Trecho do documento:
────────────────
Incansável, Zé Celso é o sol do universo Uzyna Uzona

Fundador do Oficina e seu coro desenvolveram um modelo próprio de encenação

Celso em "Mistérios Gozosos a Moda de Ópera" (94), de Oswald


LUIZ FERNANDO RAMOS
ESPECIAL PARA A FOLHA

O Teatro Oficina é uma obra coletiva, de artistas de várias gerações que nos últimos 50 anos somaram esforços e talentos para consolidar o mais importante grupo de teatro do país. Mesmo assim, cada um dos que colaboraram nessa trajetória reconhece o papel solar de José Celso Martinez Corrêa nesse cosmo de criação teatral, cinemática, informática e política que se tornou a atual Uzyna Uzona.
Há muitas histórias do Oficina. Histórias oficiais, histórias reais, a história de cada um que passou por ali. Uma possível narrativa é opor à trajetória de Zé Celso -dramaturgo que se torna encenador e ator e compositor e tribuno- a do coro, surgido em "Roda Viva" e base da prolífica terceira vida do grupo (1994-2008). Nesse cruzamento de poética pessoal com circunstâncias históricas, e com aqueles que nelas se fizeram presentes na forma de vários e sucessivos coros, explicita-se a potência estética que até hoje encanta e sobressalta platéias no espaço da rua Jaceguai, no Bexiga, em São Paulo.

As três faces de Zé Celso
No começo, fim dos anos 50, há um dramaturgo tímido que emerge em um grupo de estudantes como encenador, aprende rápido com mestres como Eugênio Kusnet, estuda referências fundamentais do teatro no século 20 como Stanislavski e Brecht e chega a montar espetáculos lendários, como "Pequenos Burgueses" e "Selva das Cidades". Em paralelo, há o brasileiro do interior, formado pela rádio nacional e por suas cantoras maravilhosas, que flertou na juventude com o integralismo e, ao descobrir Oswald de Andrade, "estrela de absinto" de uma vida inteira, encenará o antológico "Rei da Vela". Há ainda o advogado, polemista nato, envolvido na luta política e que, como muitos de sua geração, vai romper nos anos 60 com a cultura e os modos de vida burgueses.
Com o sucesso econômico e a consagração da companhia por público e crítica, o Oficina equilibra-se no confronto entre os atores antigos, profissionais, e o coro novo, da contracultura.
A tomada do poder pelo coro, no início dos anos 70, leva à radicalização de "Gracias Señor", quando dizer "teatro" significará dizer "te ato". Juntos e perseguidos pela ditadura militar, Zé e coro passam a viajar pelo Brasil e pelo exterior, tanto geográfica como metaforicamente, em estados alterados de consciência, e a realizar o projeto de tornar a arte vida. Nessas alturas, e lonjuras, o Oficina sofre uma diáspora que espalha reverberações pelo globo e parece encerrar sua história.
────────────────
Desafios:
(a) Redigite o trecho do texto sobre o Teatro Oficina que vai de "Com o sucesso" até "encerrar sua história.", inclusive.
(b) Segundo o texto sobre o Teatro Oficina, qual período corresponde à terceira vida do grupo?
(c) Indique se cada afirmação concorda com o texto sobre o Teatro Oficina, respondendo sim ou não e citando as palavras do texto que decidem a questão: (i) Eugênio Kusnet aparece entre os mestres com quem Zé Celso aprendeu; (ii) o coro surgiu em "Gracias Señor"; (iii) a tomada do poder pelo coro aconteceu no fim dos anos 50.
A listagem a seguir é um material à parte, sem relação com o texto acima.

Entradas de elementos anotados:
────────────────
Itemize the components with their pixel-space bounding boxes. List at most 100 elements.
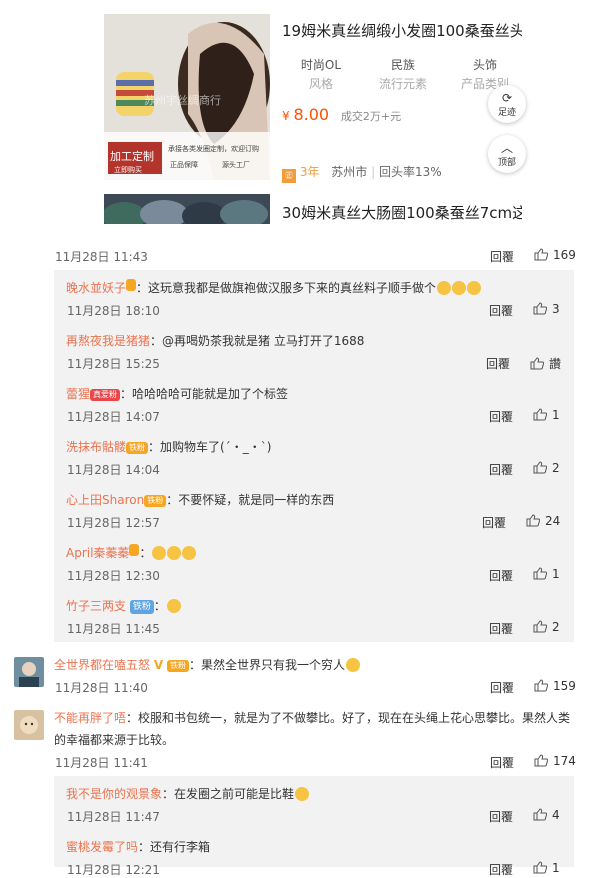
- store-years: 3年: [299, 165, 320, 179]
- store-row: ㊣ 3年 苏州市 | 回头率13%: [282, 163, 442, 183]
- reply-button[interactable]: 回覆: [486, 355, 510, 372]
- comment-time: 11月28日 11:43: [55, 250, 148, 264]
- vip-icon: [126, 279, 137, 291]
- reply-text: ：@再喝奶茶我就是猪 立马打开了1688: [150, 334, 365, 348]
- like-button[interactable]: 24: [526, 514, 560, 528]
- reply-button[interactable]: 回覆: [489, 808, 513, 825]
- store-icon: ㊣: [282, 169, 296, 183]
- reply-username[interactable]: 洗抹布骷髅: [66, 440, 126, 454]
- laugh-emoji-icon: [167, 546, 182, 560]
- like-button[interactable]: 1: [533, 408, 560, 422]
- like-button[interactable]: 174: [534, 754, 576, 768]
- comment-time: 11月28日 11:41: [55, 756, 148, 770]
- watermark: 苏州宇丝绸商行: [144, 94, 221, 107]
- reply-button[interactable]: 回覆: [490, 679, 514, 696]
- reply-button[interactable]: 回覆: [490, 754, 514, 771]
- reply-item: 蕾猩 真爱粉 ：哈哈哈哈可能就是加了个标签: [66, 385, 288, 402]
- reply-button[interactable]: 回覆: [482, 514, 506, 531]
- attr-value: 风格: [308, 77, 333, 91]
- promo-text: 承接各类发圈定制，欢迎订购: [168, 145, 259, 153]
- factory-label: 源头工厂: [222, 161, 250, 169]
- avatar[interactable]: [14, 710, 44, 740]
- like-button[interactable]: 2: [533, 461, 560, 475]
- comment-username[interactable]: 不能再胖了唔: [54, 711, 126, 725]
- fan-badge: 铁粉: [166, 660, 189, 672]
- laugh-emoji-icon: [437, 281, 452, 295]
- thumb-up-icon: [533, 620, 547, 633]
- thumb-up-icon: [534, 248, 548, 261]
- avatar[interactable]: [14, 657, 44, 687]
- reply-username[interactable]: 竹子三两支: [66, 599, 126, 613]
- like-count: 4: [552, 808, 560, 822]
- thumb-up-icon: [526, 514, 540, 527]
- laugh-emoji-icon: [452, 281, 467, 295]
- reply-time: 11月28日 11:47: [67, 810, 160, 824]
- reply-username[interactable]: 再熬夜我是猪猪: [66, 334, 150, 348]
- thumb-up-icon: [533, 408, 547, 421]
- comment-text: ：果然全世界只有我一个穷人: [188, 658, 345, 672]
- price: 8.00: [293, 105, 330, 124]
- attr-key: 民族: [390, 58, 415, 72]
- like-count: 1: [552, 861, 560, 875]
- like-button[interactable]: 3: [533, 302, 560, 316]
- like-button[interactable]: 169: [534, 248, 576, 262]
- thumb-up-icon: [530, 357, 544, 370]
- reply-time: 11月28日 18:10: [67, 304, 160, 318]
- reply-username[interactable]: 我不是你的观景象: [66, 787, 162, 801]
- reply-item: 洗抹布骷髅 铁粉 ：加购物车了(´・_・`): [66, 438, 271, 455]
- reply-item: 再熬夜我是猪猪：@再喝奶茶我就是猪 立马打开了1688: [66, 332, 364, 349]
- reply-button[interactable]: 回覆: [489, 461, 513, 478]
- reply-button[interactable]: 回覆: [489, 408, 513, 425]
- reply-item: 晚水並妖子 ：这玩意我都是做旗袍做汉服多下来的真丝料子顺手做个: [66, 279, 482, 296]
- reply-time: 11月28日 12:57: [67, 516, 160, 530]
- reply-text: ：加购物车了(´・_・`): [148, 440, 272, 454]
- product-title[interactable]: 19姆米真丝绸缎小发圈100桑蚕丝头: [282, 20, 522, 41]
- like-button[interactable]: 4: [533, 808, 560, 822]
- reply-username[interactable]: 蕾猩: [66, 387, 90, 401]
- like-button[interactable]: 159: [534, 679, 576, 693]
- comment-username[interactable]: 全世界都在嗑五怒: [54, 658, 150, 672]
- guarantee-label: 正品保障: [170, 161, 198, 169]
- reply-username[interactable]: April秦蓁蓁: [66, 546, 129, 560]
- currency: ¥: [282, 109, 290, 123]
- like-button[interactable]: 讚: [530, 355, 561, 372]
- comment-time: 11月28日 11:40: [55, 681, 148, 695]
- reply-button[interactable]: 回覆: [490, 248, 514, 265]
- attr-value: 流行元素: [378, 77, 427, 91]
- reply-button[interactable]: 回覆: [489, 302, 513, 319]
- reply-username[interactable]: 蜜桃发霉了吗: [66, 840, 138, 854]
- product-title[interactable]: 30姆米真丝大肠圈100桑蚕丝7cm这: [282, 202, 522, 223]
- footprint-label: 足迹: [497, 108, 516, 118]
- sales: 成交2万+元: [340, 110, 402, 123]
- fan-badge: 铁粉: [126, 442, 149, 454]
- reply-text: ：还有行李箱: [138, 840, 211, 854]
- reply-time: 11月28日 14:04: [67, 463, 160, 477]
- reply-time: 11月28日 12:21: [67, 863, 160, 877]
- like-button[interactable]: 1: [533, 567, 560, 581]
- product-image[interactable]: 加工定制 立即购买 承接各类发圈定制，欢迎订购 正品保障 源头工厂 苏州宇丝绸商…: [104, 14, 270, 180]
- product-image[interactable]: [104, 194, 270, 224]
- cat-emoji-icon: [295, 787, 310, 801]
- footprint-button[interactable]: ⟳ 足迹: [488, 85, 526, 123]
- like-button[interactable]: 1: [533, 861, 560, 875]
- reply-username[interactable]: 晚水並妖子: [66, 281, 126, 295]
- like-count: 1: [552, 567, 560, 581]
- buy-label: 立即购买: [114, 166, 142, 174]
- comment-text: ：校服和书包统一，就是为了不做攀比。好了，现在在头绳上花心思攀比。果然人类: [126, 711, 571, 725]
- like-count: 讚: [549, 357, 562, 371]
- like-count: 3: [552, 302, 560, 316]
- like-count: 2: [552, 620, 560, 634]
- reply-text: ：这玩意我都是做旗袍做汉服多下来的真丝料子顺手做个: [136, 281, 437, 295]
- like-button[interactable]: 2: [533, 620, 560, 634]
- reply-username[interactable]: 心上田Sharon: [66, 493, 144, 507]
- cat-emoji-icon: [345, 658, 360, 672]
- reply-button[interactable]: 回覆: [489, 861, 513, 878]
- fan-badge: 铁粉: [129, 600, 154, 614]
- reply-text: ：哈哈哈哈可能就是加了个标签: [120, 387, 289, 401]
- reply-button[interactable]: 回覆: [489, 620, 513, 637]
- attr-key: 时尚OL: [300, 58, 342, 72]
- reply-button[interactable]: 回覆: [489, 567, 513, 584]
- back-to-top-button[interactable]: ︿ 顶部: [488, 135, 526, 173]
- fan-badge: 真爱粉: [90, 389, 121, 401]
- laugh-emoji-icon: [152, 546, 167, 560]
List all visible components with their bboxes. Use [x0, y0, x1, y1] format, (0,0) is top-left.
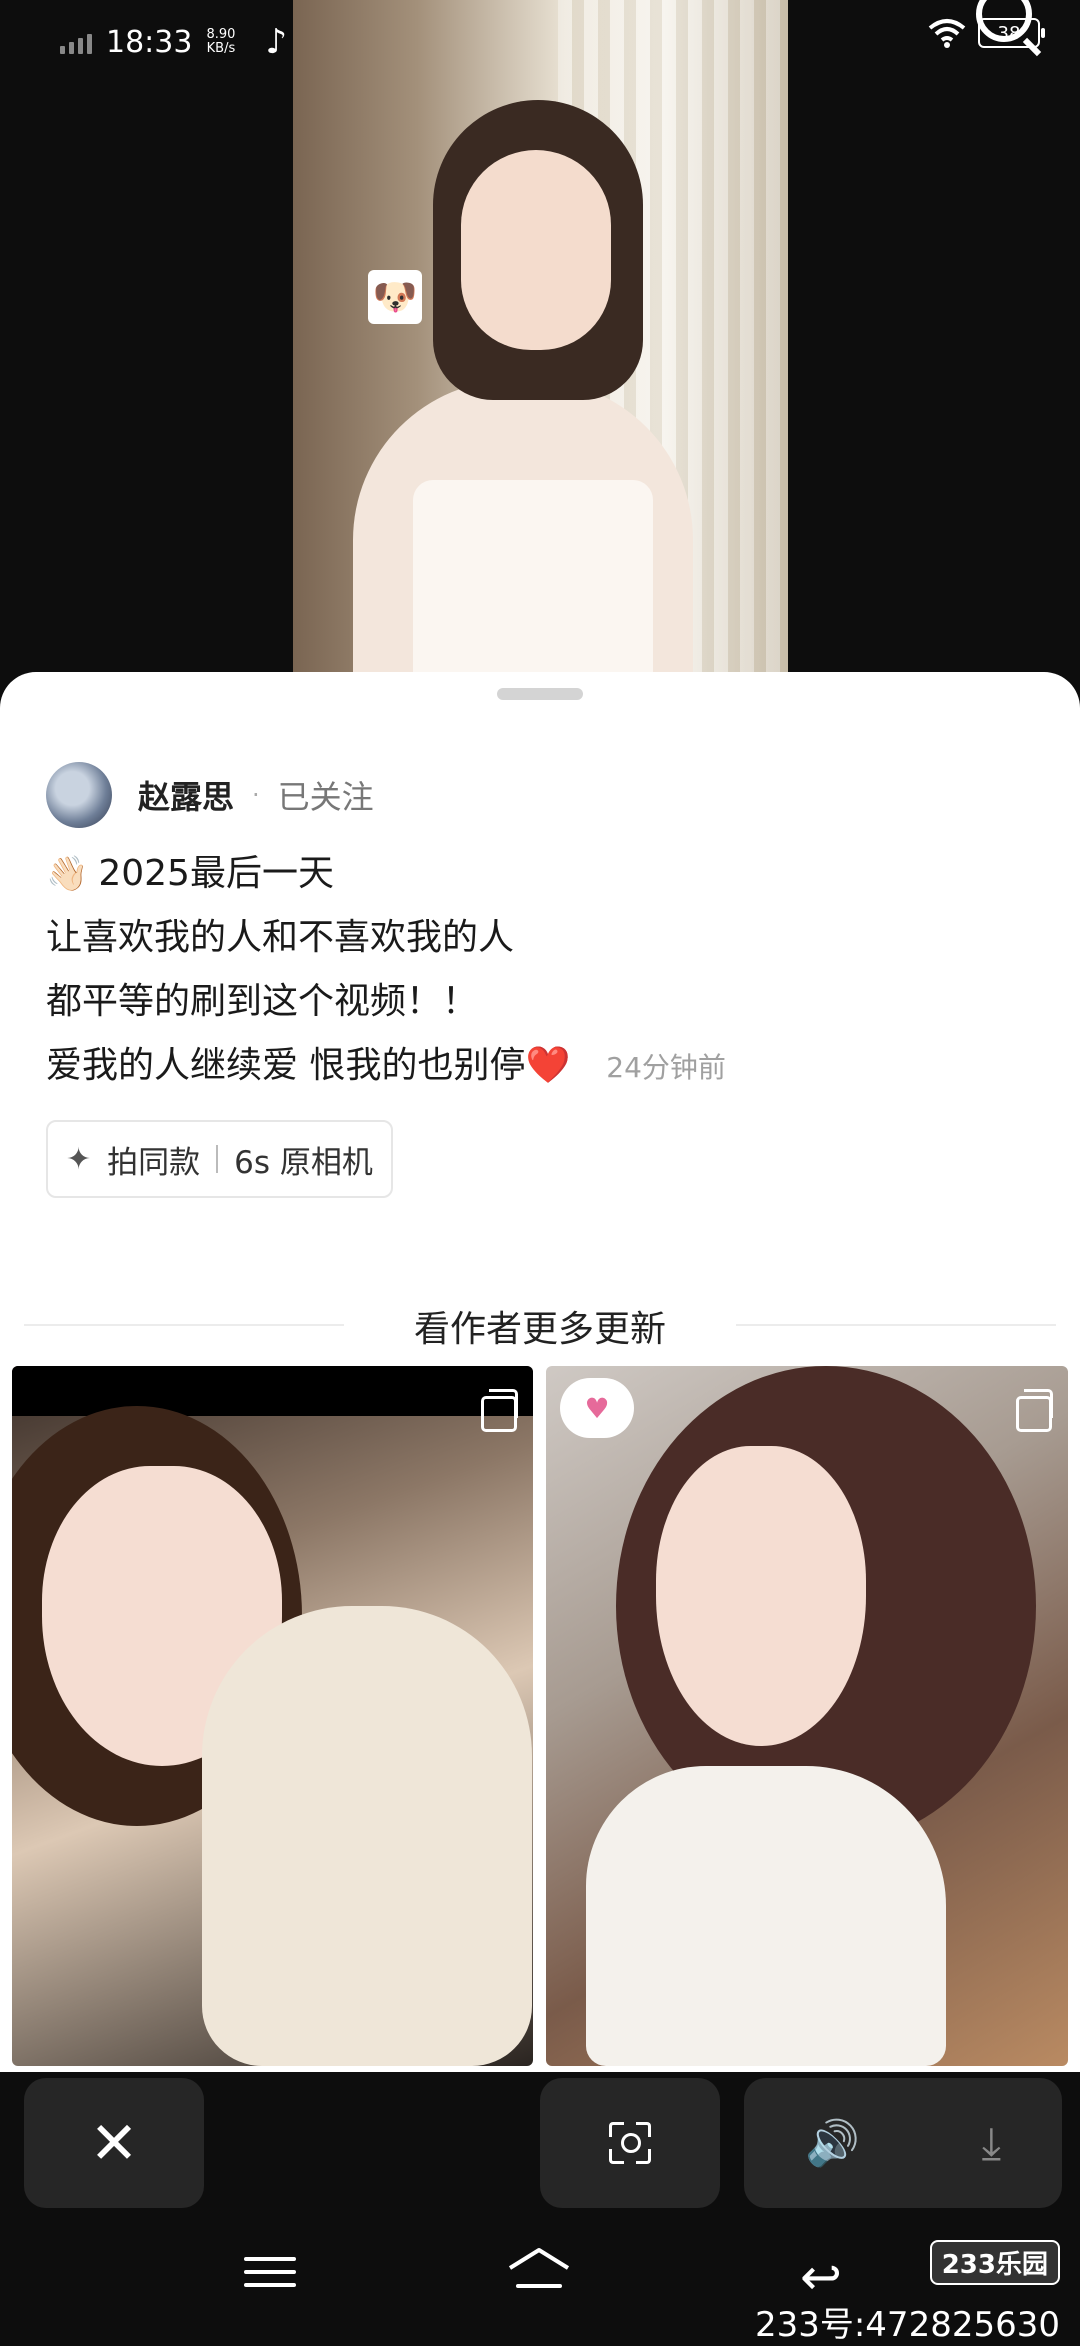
more-updates-title: 看作者更多更新: [383, 1300, 696, 1360]
video-player[interactable]: [293, 0, 788, 700]
plush-bunny: [202, 1606, 532, 2066]
separator-dot: ·: [252, 781, 260, 809]
watermark-logo: 233乐园: [929, 2240, 1060, 2285]
status-left: 18:33 8.90 KB/s ♪: [60, 22, 287, 62]
drag-handle[interactable]: [497, 688, 583, 700]
close-icon: ✕: [89, 2109, 139, 2177]
sparkle-icon: ✦: [66, 1141, 92, 1177]
avatar[interactable]: [46, 762, 112, 828]
bottom-controls: ✕ 🔊 ⤓: [0, 2068, 1080, 2218]
more-post-thumbnail[interactable]: ♥: [546, 1366, 1068, 2066]
sweater: [586, 1766, 946, 2066]
tiktok-icon: ♪: [265, 22, 288, 62]
watermark: 233乐园 233号:472825630: [755, 2240, 1060, 2346]
post-description: 👋🏻 2025最后一天 让喜欢我的人和不喜欢我的人 都平等的刷到这个视频！！ 爱我…: [46, 853, 726, 1086]
post-time: 24分钟前: [606, 1051, 726, 1084]
sound-download-group: 🔊 ⤓: [744, 2078, 1062, 2208]
shoot-same-chip[interactable]: ✦ 拍同款 6s 原相机: [46, 1120, 393, 1198]
clock: 18:33: [106, 24, 193, 60]
more-post-thumbnail[interactable]: [12, 1366, 533, 2066]
menu-icon[interactable]: [244, 2248, 296, 2296]
author-row: 赵露思 · 已关注: [46, 762, 374, 828]
net-speed: 8.90 KB/s: [206, 27, 236, 56]
chip-divider: [216, 1145, 219, 1173]
wifi-icon: [928, 19, 966, 48]
author-name[interactable]: 赵露思: [138, 772, 234, 818]
close-button[interactable]: ✕: [24, 2078, 204, 2208]
follow-status[interactable]: 已关注: [278, 772, 374, 818]
status-bar: 18:33 8.90 KB/s ♪ 38: [0, 0, 1080, 90]
download-icon[interactable]: ⤓: [982, 2118, 1001, 2169]
speaker-icon[interactable]: 🔊: [805, 2117, 860, 2169]
multi-image-icon: [1016, 1389, 1053, 1432]
dog-sticker-icon: 🐶: [368, 270, 422, 324]
watermark-id: 233号:472825630: [754, 2305, 1060, 2345]
shoot-same-label: 拍同款: [107, 1144, 201, 1181]
scan-search-icon: [609, 2122, 651, 2164]
home-icon[interactable]: [506, 2246, 572, 2294]
more-updates-header: 看作者更多更新: [0, 1300, 1080, 1360]
multi-image-icon: [481, 1389, 518, 1432]
waving-hand-icon: 👋🏻: [46, 854, 89, 894]
heart-icon: ❤️: [525, 1045, 571, 1086]
video-subject: [461, 150, 611, 350]
heart-bubble-icon: ♥: [560, 1378, 634, 1438]
post-detail-sheet: 赵露思 · 已关注 👋🏻 2025最后一天 让喜欢我的人和不喜欢我的人 都平等的刷…: [0, 672, 1080, 2072]
visual-search-button[interactable]: [540, 2078, 720, 2208]
camera-name: 6s 原相机: [234, 1144, 373, 1181]
signal-icon: [60, 30, 92, 54]
system-nav-bar: ↩ 233乐园 233号:472825630: [0, 2218, 1080, 2345]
────────────────
Soluções comentadas:
(a)
Com o sucesso econômico e a consagração da companhia por público e crítica, o Oficina equilibra-se no confronto entre os atores antigos, profissionais, e o coro novo, da contracultura.
A tomada do poder pelo coro, no início dos anos 70, leva à radicalização de "Gracias Señor", quando dizer "teatro" significará dizer "te ato". Juntos e perseguidos pela ditadura militar, Zé e coro passam a viajar pelo Brasil e pelo exterior, tanto geográfica como metaforicamente, em estados alterados de consciência, e a realizar o projeto de tornar a arte vida. Nessas alturas, e lonjuras, o Oficina sofre uma diáspora que espalha reverberações pelo globo e parece encerrar sua história.

(b) De 1994 a 2008.

(c)
(i) Sim: «aprende rápido com mestres como Eugênio Kusnet».
(ii) Não: «do coro, surgido em "Roda Viva"».
(iii) Não: «A tomada do poder pelo coro, no início dos anos 70».